What is required: Images embedded in the records are excluded; print everything else exactly as given.

+ + + + +

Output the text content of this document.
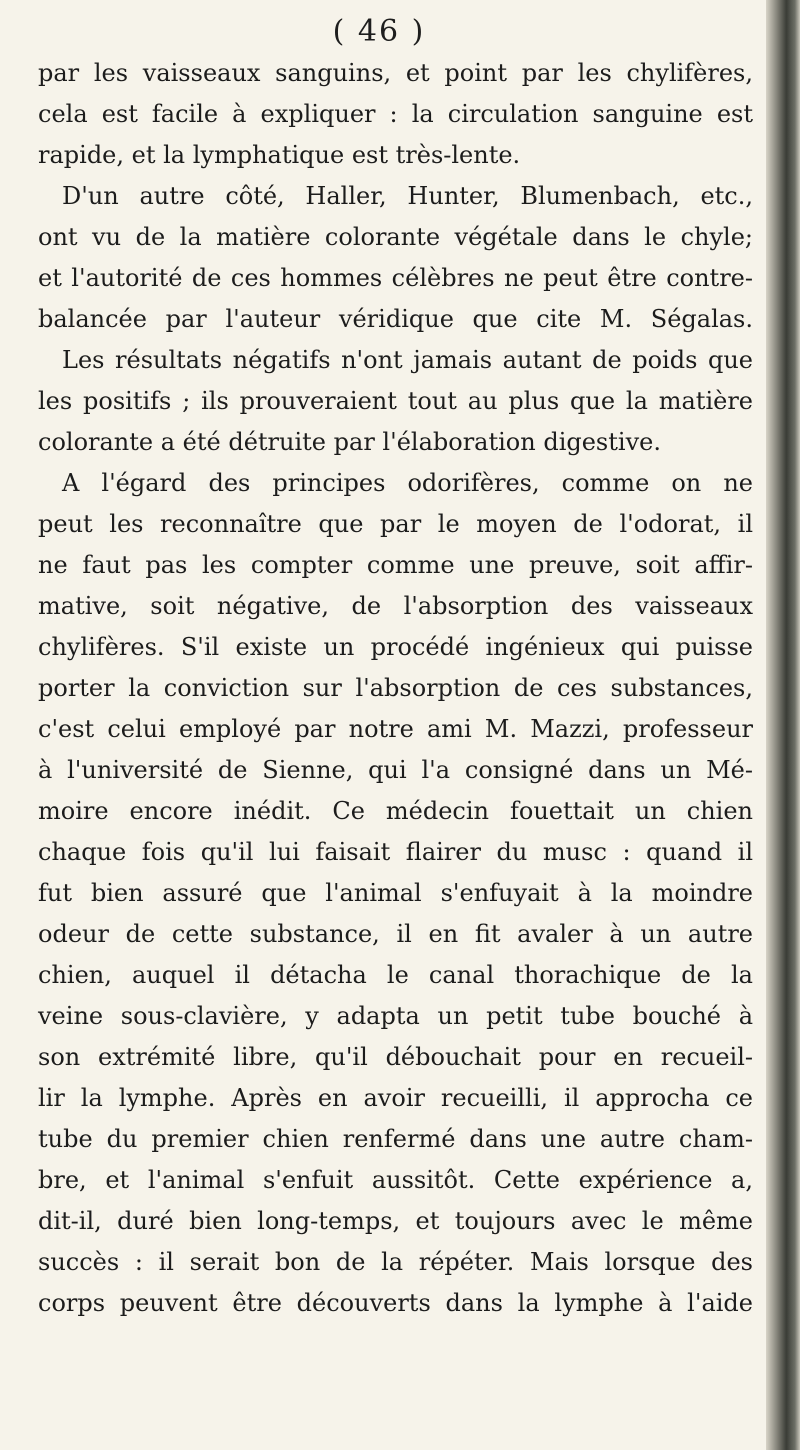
( 46 )

par les vaisseaux sanguins, et point par les chylifères,

cela est facile à expliquer : la circulation sanguine est

rapide, et la lymphatique est très-lente.

D'un autre côté, Haller, Hunter, Blumenbach, etc.,

ont vu de la matière colorante végétale dans le chyle;

et l'autorité de ces hommes célèbres ne peut être contre-

balancée par l'auteur véridique que cite M. Ségalas.

Les résultats négatifs n'ont jamais autant de poids que

les positifs ; ils prouveraient tout au plus que la matière

colorante a été détruite par l'élaboration digestive.

A l'égard des principes odorifères, comme on ne

peut les reconnaître que par le moyen de l'odorat, il

ne faut pas les compter comme une preuve, soit affir-

mative, soit négative, de l'absorption des vaisseaux

chylifères. S'il existe un procédé ingénieux qui puisse

porter la conviction sur l'absorption de ces substances,

c'est celui employé par notre ami M. Mazzi, professeur

à l'université de Sienne, qui l'a consigné dans un Mé-

moire encore inédit. Ce médecin fouettait un chien

chaque fois qu'il lui faisait flairer du musc : quand il

fut bien assuré que l'animal s'enfuyait à la moindre

odeur de cette substance, il en fit avaler à un autre

chien, auquel il détacha le canal thorachique de la

veine sous-clavière, y adapta un petit tube bouché à

son extrémité libre, qu'il débouchait pour en recueil-

lir la lymphe. Après en avoir recueilli, il approcha ce

tube du premier chien renfermé dans une autre cham-

bre, et l'animal s'enfuit aussitôt. Cette expérience a,

dit-il, duré bien long-temps, et toujours avec le même

succès : il serait bon de la répéter. Mais lorsque des

corps peuvent être découverts dans la lymphe à l'aide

+ + + + +

Reply:
Output the text content of this document.
( 46 )

par les vaisseaux sanguins, et point par les chylifères,

cela est facile à expliquer : la circulation sanguine est

rapide, et la lymphatique est très-lente.

D'un autre côté, Haller, Hunter, Blumenbach, etc.,

ont vu de la matière colorante végétale dans le chyle;

et l'autorité de ces hommes célèbres ne peut être contre-

balancée par l'auteur véridique que cite M. Ségalas.

Les résultats négatifs n'ont jamais autant de poids que

les positifs ; ils prouveraient tout au plus que la matière

colorante a été détruite par l'élaboration digestive.

A l'égard des principes odorifères, comme on ne

peut les reconnaître que par le moyen de l'odorat, il

ne faut pas les compter comme une preuve, soit affir-

mative, soit négative, de l'absorption des vaisseaux

chylifères. S'il existe un procédé ingénieux qui puisse

porter la conviction sur l'absorption de ces substances,

c'est celui employé par notre ami M. Mazzi, professeur

à l'université de Sienne, qui l'a consigné dans un Mé-

moire encore inédit. Ce médecin fouettait un chien

chaque fois qu'il lui faisait flairer du musc : quand il

fut bien assuré que l'animal s'enfuyait à la moindre

odeur de cette substance, il en fit avaler à un autre

chien, auquel il détacha le canal thorachique de la

veine sous-clavière, y adapta un petit tube bouché à

son extrémité libre, qu'il débouchait pour en recueil-

lir la lymphe. Après en avoir recueilli, il approcha ce

tube du premier chien renfermé dans une autre cham-

bre, et l'animal s'enfuit aussitôt. Cette expérience a,

dit-il, duré bien long-temps, et toujours avec le même

succès : il serait bon de la répéter. Mais lorsque des

corps peuvent être découverts dans la lymphe à l'aide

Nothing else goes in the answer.